- **Given records**:
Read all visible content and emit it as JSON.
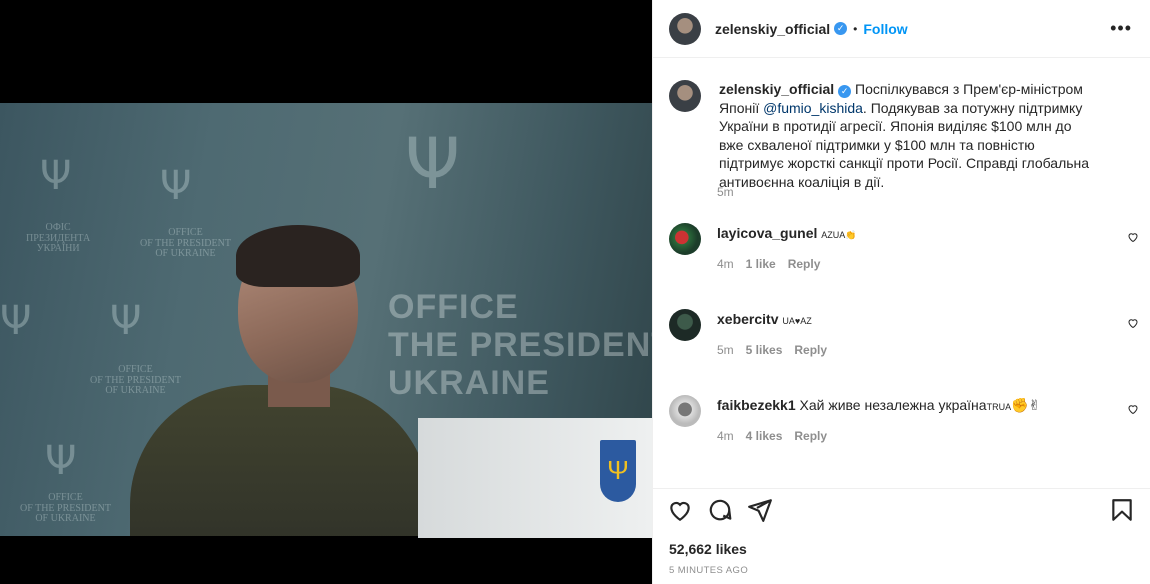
{
  "post": {
    "author": "zelenskiy_official",
    "follow_label": "Follow",
    "dot": "•",
    "more_label": "•••",
    "caption_user": "zelenskiy_official",
    "caption_lines": [
      " Поспілкувався з Прем'єр-міністром Японії",
      "@fumio_kishida",
      ". Подякував за потужну підтримку України в протидії агресії. Японія виділяє $100 млн до вже схваленої підтримки у $100 млн та повністю підтримує жорсткі санкції проти Росії. Справді глобальна антивоєнна коаліція в дії."
    ],
    "caption_time": "5m",
    "likes": "52,662 likes",
    "time_ago": "5 MINUTES AGO"
  },
  "photo_text": {
    "office_ua": "ОФІС\nПРЕЗИДЕНТА\nУКРАЇНИ",
    "office_en": "OFFICE\nOF THE PRESIDENT\nOF UKRAINE",
    "big_office": "OFFICE\nTHE PRESIDENT\nUKRAINE"
  },
  "comments": [
    {
      "user": "layicova_gunel",
      "text": "AZUA👏",
      "time": "4m",
      "likes": "1 like",
      "reply": "Reply"
    },
    {
      "user": "xebercitv",
      "text": "UA♥AZ",
      "time": "5m",
      "likes": "5 likes",
      "reply": "Reply"
    },
    {
      "user": "faikbezekk1",
      "text": "Хай живе незалежна україна",
      "flag": "TRUA",
      "emoji": "✊✌",
      "time": "4m",
      "likes": "4 likes",
      "reply": "Reply"
    }
  ],
  "colors": {
    "accent": "#0095f6",
    "verified": "#3897f0",
    "muted": "#8e8e8e"
  },
  "icons": [
    "heart-icon",
    "comment-icon",
    "share-icon",
    "bookmark-icon",
    "more-icon",
    "verified-icon"
  ]
}
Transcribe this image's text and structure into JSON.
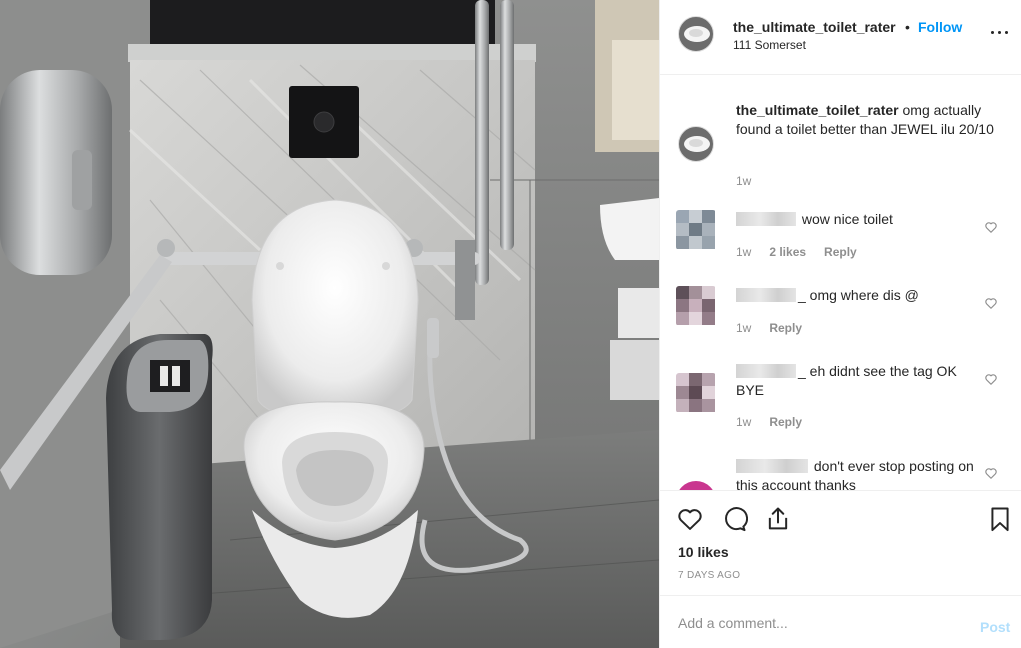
{
  "header": {
    "username": "the_ultimate_toilet_rater",
    "separator": "•",
    "follow_label": "Follow",
    "location": "111 Somerset"
  },
  "caption": {
    "username": "the_ultimate_toilet_rater",
    "text": " omg actually found a toilet better than JEWEL ilu 20/10",
    "time": "1w"
  },
  "comments": [
    {
      "text": "wow nice toilet",
      "time": "1w",
      "likes": "2 likes",
      "reply": "Reply"
    },
    {
      "text": "_ omg where dis @",
      "time": "1w",
      "reply": "Reply"
    },
    {
      "text": "_ eh didnt see the tag OK BYE",
      "time": "1w",
      "reply": "Reply"
    },
    {
      "text": "don't ever stop posting on this account thanks"
    }
  ],
  "actions": {
    "likes": "10 likes",
    "date": "7 DAYS AGO"
  },
  "add_comment": {
    "placeholder": "Add a comment...",
    "post_label": "Post"
  },
  "icons": [
    "more-icon",
    "heart-icon",
    "comment-icon",
    "share-icon",
    "bookmark-icon"
  ],
  "colors": {
    "accent": "#0095f6",
    "post_disabled": "#b2dffc",
    "muted": "#8e8e8e",
    "text": "#262626"
  }
}
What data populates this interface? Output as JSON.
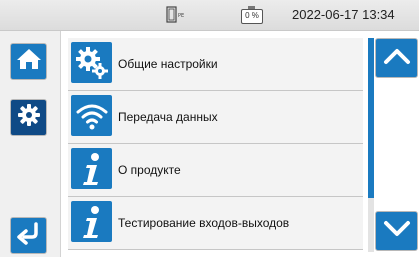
{
  "status": {
    "battery_percent": "0 %",
    "datetime": "2022-06-17  13:34"
  },
  "nav": {
    "home_icon": "home-icon",
    "settings_icon": "gear-icon",
    "back_icon": "return-arrow-icon"
  },
  "menu": {
    "items": [
      {
        "label": "Общие настройки",
        "icon": "gears-icon"
      },
      {
        "label": "Передача данных",
        "icon": "wifi-icon"
      },
      {
        "label": "О продукте",
        "icon": "info-icon"
      },
      {
        "label": "Тестирование входов-выходов",
        "icon": "info-icon"
      }
    ]
  },
  "scroll": {
    "up_icon": "chevron-up-icon",
    "down_icon": "chevron-down-icon"
  },
  "colors": {
    "accent": "#1a7ac0",
    "accent_selected": "#0f4a86",
    "statusbar": "#e4e4e4"
  }
}
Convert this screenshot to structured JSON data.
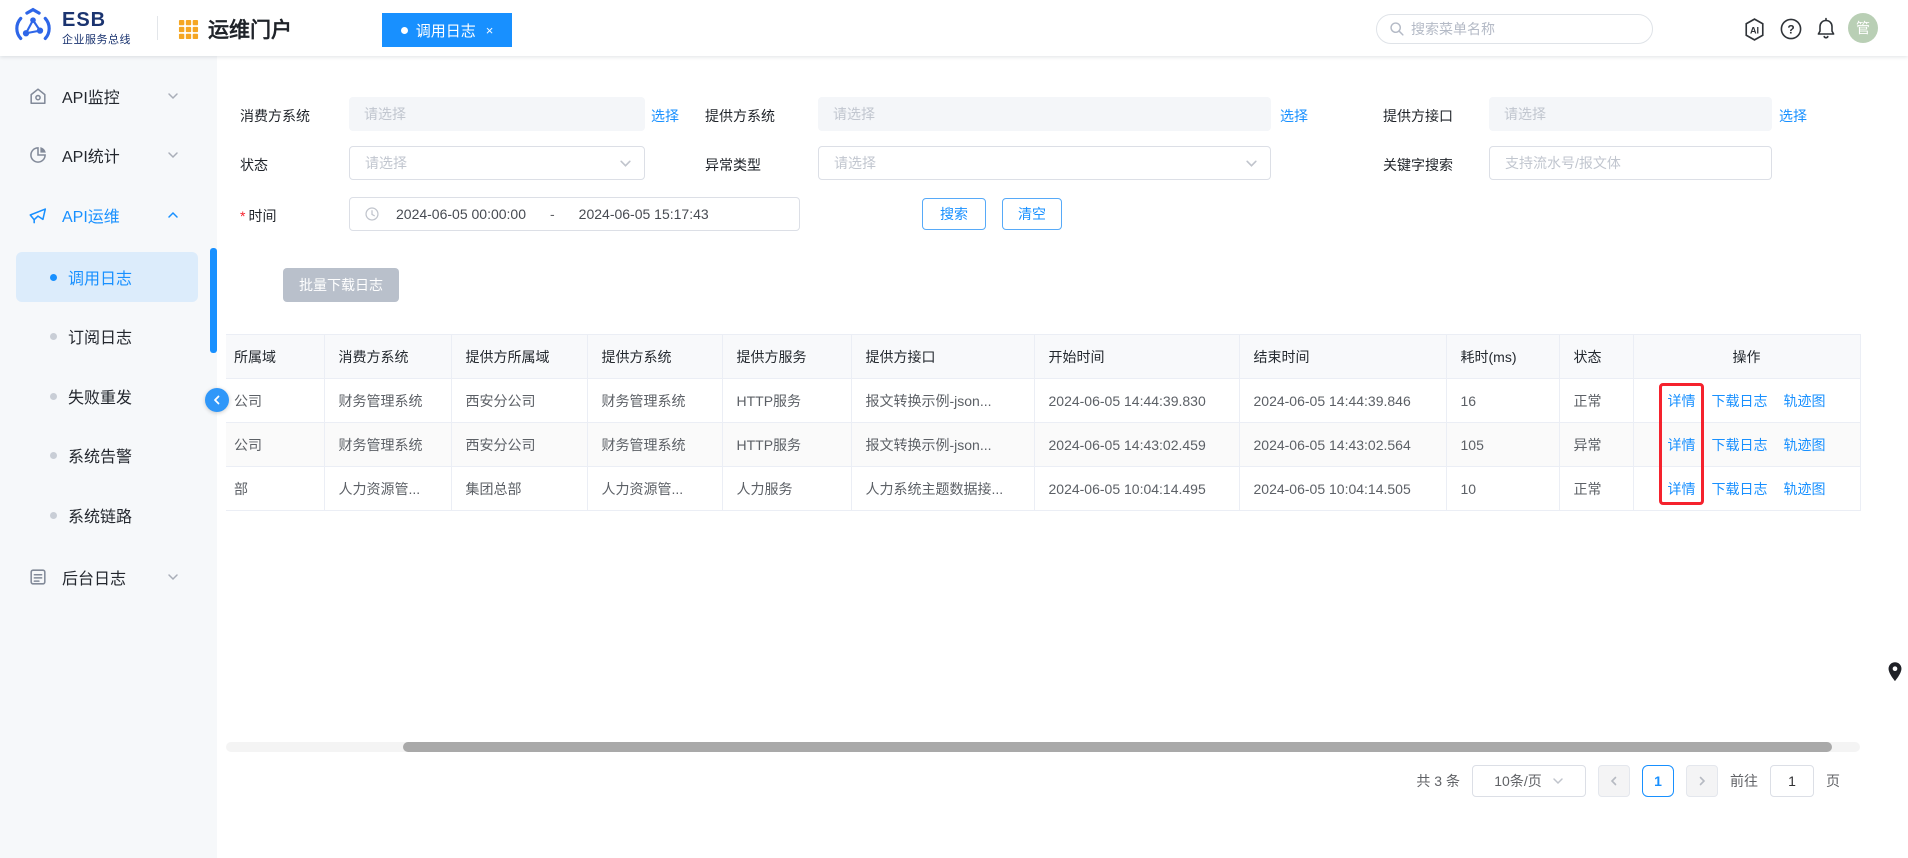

- **Exercise details**:
Find the lines above holding the word "chevron" and show them.

- **The answer**:
    "up_icon": "chevron-up-icon",
    "down_icon": "chevron-down-icon"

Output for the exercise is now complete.